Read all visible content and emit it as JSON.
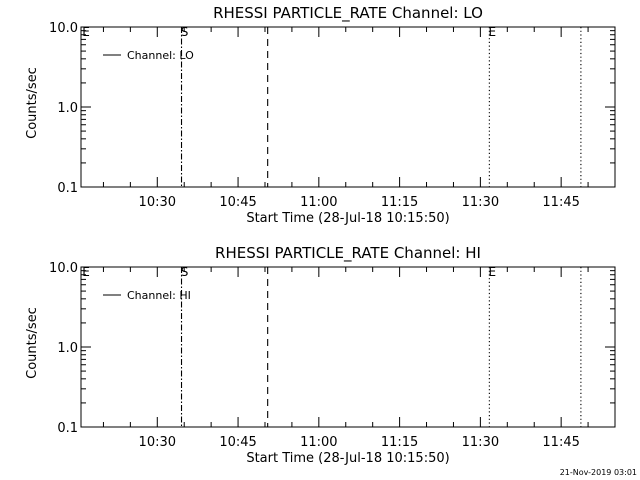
{
  "footer_timestamp": "21-Nov-2019 03:01",
  "chart_data": [
    {
      "type": "line",
      "title": "RHESSI PARTICLE_RATE Channel: LO",
      "xlabel": "Start Time (28-Jul-18 10:15:50)",
      "ylabel": "Counts/sec",
      "y_scale": "log",
      "ylim": [
        0.1,
        10.0
      ],
      "y_ticks": [
        {
          "value": 0.1,
          "label": "0.1"
        },
        {
          "value": 1.0,
          "label": "1.0"
        },
        {
          "value": 10.0,
          "label": "10.0"
        }
      ],
      "xlim": [
        "10:15:50",
        "11:55:00"
      ],
      "x_ticks": [
        "10:30",
        "10:45",
        "11:00",
        "11:15",
        "11:30",
        "11:45"
      ],
      "grid": false,
      "legend": {
        "position": "top-left",
        "entries": [
          "Channel: LO"
        ]
      },
      "series": [
        {
          "name": "Channel: LO",
          "values": []
        }
      ],
      "event_markers": [
        {
          "time": "10:15:50",
          "label": "E",
          "style": "none"
        },
        {
          "time": "10:34:30",
          "label": "S",
          "style": "dashdot"
        },
        {
          "time": "10:50:30",
          "label": "",
          "style": "dashed"
        },
        {
          "time": "11:31:40",
          "label": "E",
          "style": "dotted"
        },
        {
          "time": "11:48:40",
          "label": "",
          "style": "dotted"
        }
      ]
    },
    {
      "type": "line",
      "title": "RHESSI PARTICLE_RATE Channel: HI",
      "xlabel": "Start Time (28-Jul-18 10:15:50)",
      "ylabel": "Counts/sec",
      "y_scale": "log",
      "ylim": [
        0.1,
        10.0
      ],
      "y_ticks": [
        {
          "value": 0.1,
          "label": "0.1"
        },
        {
          "value": 1.0,
          "label": "1.0"
        },
        {
          "value": 10.0,
          "label": "10.0"
        }
      ],
      "xlim": [
        "10:15:50",
        "11:55:00"
      ],
      "x_ticks": [
        "10:30",
        "10:45",
        "11:00",
        "11:15",
        "11:30",
        "11:45"
      ],
      "grid": false,
      "legend": {
        "position": "top-left",
        "entries": [
          "Channel: HI"
        ]
      },
      "series": [
        {
          "name": "Channel: HI",
          "values": []
        }
      ],
      "event_markers": [
        {
          "time": "10:15:50",
          "label": "E",
          "style": "none"
        },
        {
          "time": "10:34:30",
          "label": "S",
          "style": "dashdot"
        },
        {
          "time": "10:50:30",
          "label": "",
          "style": "dashed"
        },
        {
          "time": "11:31:40",
          "label": "E",
          "style": "dotted"
        },
        {
          "time": "11:48:40",
          "label": "",
          "style": "dotted"
        }
      ]
    }
  ]
}
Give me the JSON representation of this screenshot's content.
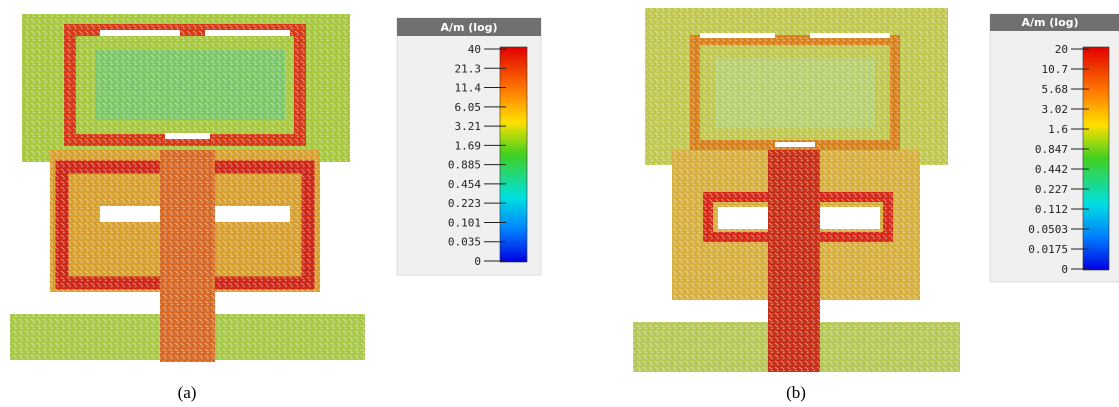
{
  "panels": [
    {
      "caption": "(a)",
      "colorbar": {
        "title": "A/m (log)",
        "ticks": [
          "40",
          "21.3",
          "11.4",
          "6.05",
          "3.21",
          "1.69",
          "0.885",
          "0.454",
          "0.223",
          "0.101",
          "0.035",
          "0"
        ]
      }
    },
    {
      "caption": "(b)",
      "colorbar": {
        "title": "A/m (log)",
        "ticks": [
          "20",
          "10.7",
          "5.68",
          "3.02",
          "1.6",
          "0.847",
          "0.442",
          "0.227",
          "0.112",
          "0.0503",
          "0.0175",
          "0"
        ]
      }
    }
  ]
}
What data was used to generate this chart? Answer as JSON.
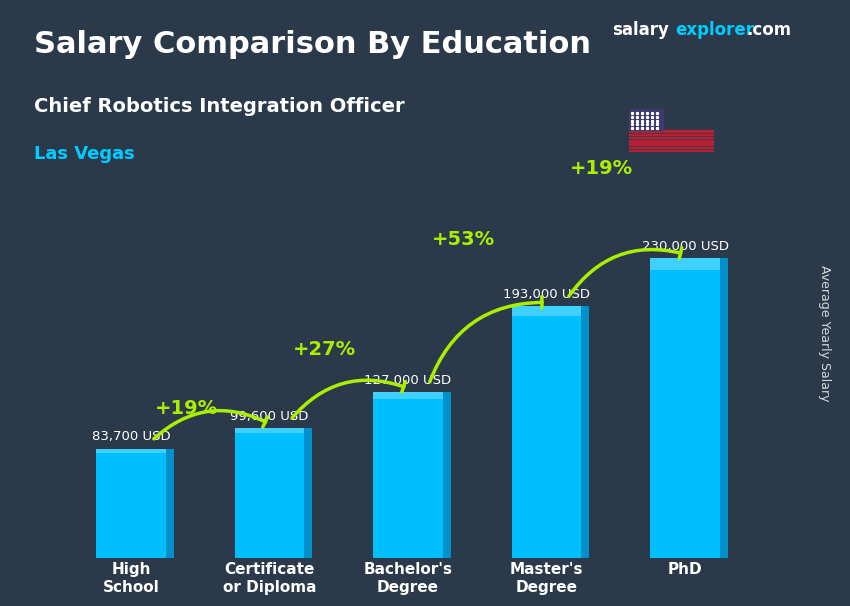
{
  "title_main": "Salary Comparison By Education",
  "title_sub": "Chief Robotics Integration Officer",
  "title_city": "Las Vegas",
  "ylabel": "Average Yearly Salary",
  "categories": [
    "High\nSchool",
    "Certificate\nor Diploma",
    "Bachelor's\nDegree",
    "Master's\nDegree",
    "PhD"
  ],
  "values": [
    83700,
    99600,
    127000,
    193000,
    230000
  ],
  "value_labels": [
    "83,700 USD",
    "99,600 USD",
    "127,000 USD",
    "193,000 USD",
    "230,000 USD"
  ],
  "pct_labels": [
    "+19%",
    "+27%",
    "+53%",
    "+19%"
  ],
  "bar_color": "#00BFFF",
  "bar_color_top": "#40D0FF",
  "bar_color_dark": "#0090CC",
  "pct_color": "#AAEE00",
  "title_color": "#FFFFFF",
  "subtitle_color": "#FFFFFF",
  "city_color": "#00CCFF",
  "value_label_color": "#FFFFFF",
  "brand_salary": "salary",
  "brand_explorer": "explorer",
  "brand_com": ".com",
  "background_color": "#2a3a4a",
  "ylim": [
    0,
    270000
  ],
  "bar_width": 0.5
}
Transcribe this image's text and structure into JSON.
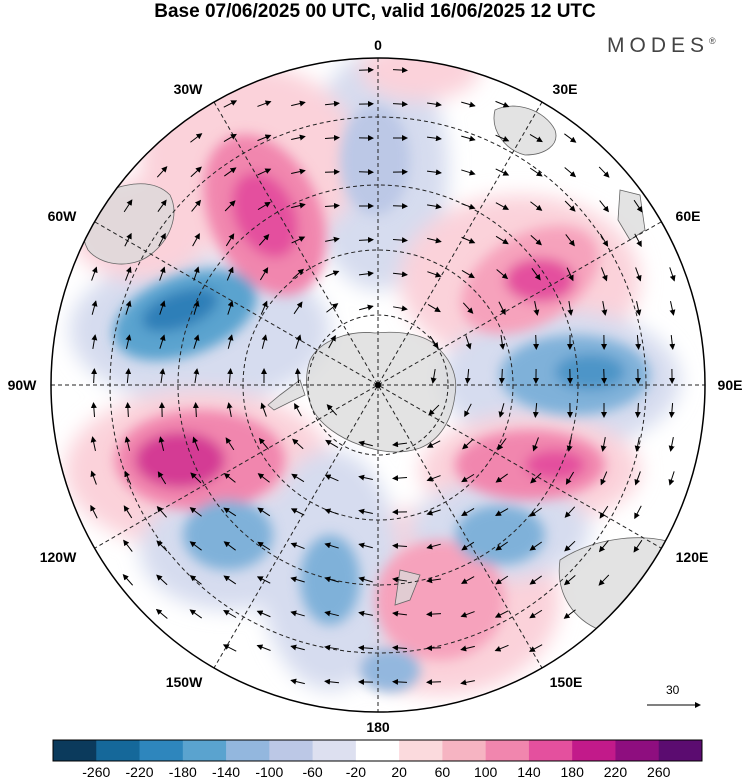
{
  "title": "Base 07/06/2025 00 UTC, valid 16/06/2025 12 UTC",
  "brand": "MODES",
  "brand_mark": "®",
  "longitude_labels": {
    "top": "0",
    "top_right": "30E",
    "right_upper": "60E",
    "right": "90E",
    "right_lower": "120E",
    "bottom_right": "150E",
    "bottom": "180",
    "bottom_left": "150W",
    "left_lower": "120W",
    "left": "90W",
    "left_upper": "60W",
    "top_left": "30W"
  },
  "reference_vector": {
    "value": "30"
  },
  "colorbar": {
    "labels": [
      "-260",
      "-220",
      "-180",
      "-140",
      "-100",
      "-60",
      "-20",
      "20",
      "60",
      "100",
      "140",
      "180",
      "220",
      "260"
    ],
    "colors": [
      "#0b3a5c",
      "#15689a",
      "#2e86bd",
      "#5aa3cf",
      "#93b7de",
      "#bcc8e6",
      "#dde0f0",
      "#ffffff",
      "#fbdadd",
      "#f6b4c2",
      "#f186ae",
      "#e4509e",
      "#c21a8a",
      "#8e0e7f",
      "#5b0c70"
    ]
  },
  "map_colors": {
    "land": "#d9d9d9",
    "coast": "#666666",
    "positive": "#f186ae",
    "negative": "#5aa3cf"
  }
}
===============
» **Task instructions**: Extract all lines from the material above that include the word "RHESSI".

» **Solution to this exercise**:
      "title": "RHESSI PARTICLE_RATE Channel: LO",
      "title": "RHESSI PARTICLE_RATE Channel: HI",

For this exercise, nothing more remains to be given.